Work to do >> From the entries below, copy every line where the string "this" appears.

Given data >>
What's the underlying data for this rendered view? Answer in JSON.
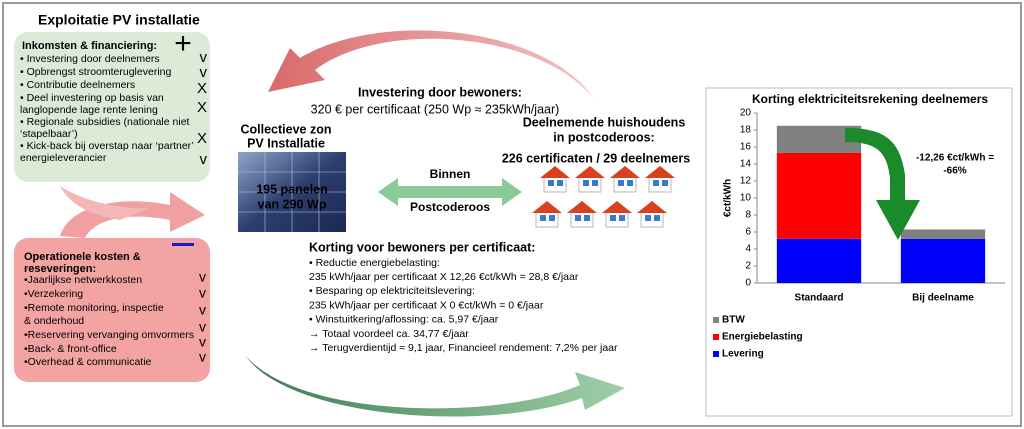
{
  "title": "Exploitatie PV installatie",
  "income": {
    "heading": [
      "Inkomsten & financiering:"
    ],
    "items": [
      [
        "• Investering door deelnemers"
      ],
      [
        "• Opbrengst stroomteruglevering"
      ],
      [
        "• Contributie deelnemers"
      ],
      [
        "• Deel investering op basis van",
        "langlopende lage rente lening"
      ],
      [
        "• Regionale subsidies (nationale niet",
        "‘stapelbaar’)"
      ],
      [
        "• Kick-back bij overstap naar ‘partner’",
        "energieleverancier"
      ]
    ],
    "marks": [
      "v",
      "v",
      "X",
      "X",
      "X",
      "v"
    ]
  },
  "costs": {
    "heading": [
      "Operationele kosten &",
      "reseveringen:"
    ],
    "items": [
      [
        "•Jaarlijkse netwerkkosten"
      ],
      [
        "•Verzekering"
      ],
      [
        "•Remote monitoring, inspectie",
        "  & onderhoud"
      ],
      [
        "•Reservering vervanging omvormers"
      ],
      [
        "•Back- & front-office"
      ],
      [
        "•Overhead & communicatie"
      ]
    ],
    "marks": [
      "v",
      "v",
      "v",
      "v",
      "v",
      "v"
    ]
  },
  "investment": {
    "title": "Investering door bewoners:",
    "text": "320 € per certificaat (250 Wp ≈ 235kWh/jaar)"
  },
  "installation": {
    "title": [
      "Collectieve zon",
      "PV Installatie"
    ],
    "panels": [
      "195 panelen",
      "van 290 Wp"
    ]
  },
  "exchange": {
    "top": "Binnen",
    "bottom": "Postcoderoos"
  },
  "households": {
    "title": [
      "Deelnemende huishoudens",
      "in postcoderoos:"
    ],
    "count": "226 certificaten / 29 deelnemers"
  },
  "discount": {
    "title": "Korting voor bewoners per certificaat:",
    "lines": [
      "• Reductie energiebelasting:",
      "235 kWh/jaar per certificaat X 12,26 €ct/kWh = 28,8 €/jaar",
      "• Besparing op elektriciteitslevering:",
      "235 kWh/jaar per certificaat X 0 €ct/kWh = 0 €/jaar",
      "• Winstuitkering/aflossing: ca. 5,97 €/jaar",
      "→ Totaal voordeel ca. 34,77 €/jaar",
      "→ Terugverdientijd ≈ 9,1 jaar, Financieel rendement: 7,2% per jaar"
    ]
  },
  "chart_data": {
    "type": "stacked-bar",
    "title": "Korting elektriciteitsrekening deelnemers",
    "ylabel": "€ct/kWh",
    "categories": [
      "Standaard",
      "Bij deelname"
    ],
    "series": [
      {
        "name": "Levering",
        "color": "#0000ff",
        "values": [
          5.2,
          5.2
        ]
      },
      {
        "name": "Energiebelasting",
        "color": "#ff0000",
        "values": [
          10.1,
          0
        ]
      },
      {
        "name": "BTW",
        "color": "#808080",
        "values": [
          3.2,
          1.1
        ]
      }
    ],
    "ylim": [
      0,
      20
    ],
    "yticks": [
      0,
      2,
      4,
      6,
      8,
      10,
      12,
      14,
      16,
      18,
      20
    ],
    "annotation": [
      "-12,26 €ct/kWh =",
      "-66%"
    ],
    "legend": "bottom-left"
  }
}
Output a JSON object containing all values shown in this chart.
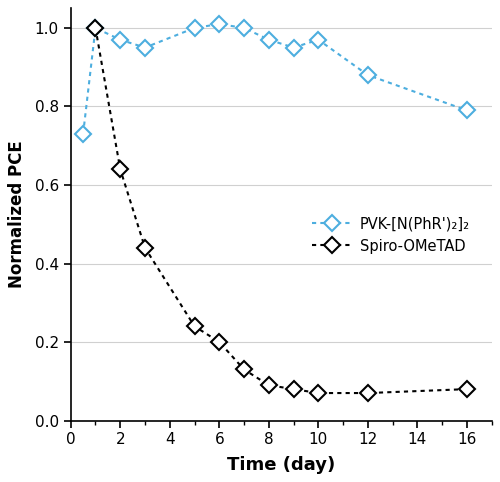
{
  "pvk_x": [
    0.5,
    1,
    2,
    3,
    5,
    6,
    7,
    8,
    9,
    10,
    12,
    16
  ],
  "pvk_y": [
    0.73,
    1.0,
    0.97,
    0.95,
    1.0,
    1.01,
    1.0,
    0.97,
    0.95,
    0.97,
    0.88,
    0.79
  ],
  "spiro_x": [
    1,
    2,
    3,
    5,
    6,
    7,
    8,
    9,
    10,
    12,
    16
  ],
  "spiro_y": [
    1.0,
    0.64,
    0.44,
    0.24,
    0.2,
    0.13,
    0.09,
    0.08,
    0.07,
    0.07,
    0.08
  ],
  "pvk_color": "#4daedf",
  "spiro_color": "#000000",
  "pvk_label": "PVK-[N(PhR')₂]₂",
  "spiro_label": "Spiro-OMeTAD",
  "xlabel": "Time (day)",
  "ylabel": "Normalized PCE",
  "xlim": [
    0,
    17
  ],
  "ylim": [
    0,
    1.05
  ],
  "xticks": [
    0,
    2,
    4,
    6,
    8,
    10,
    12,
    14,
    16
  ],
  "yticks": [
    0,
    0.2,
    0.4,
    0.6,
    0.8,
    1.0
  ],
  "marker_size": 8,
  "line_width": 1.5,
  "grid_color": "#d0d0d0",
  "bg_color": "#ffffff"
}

Solution >>
What's the underlying data for this rendered view? Answer in JSON.
Output a JSON object containing all values shown in this chart.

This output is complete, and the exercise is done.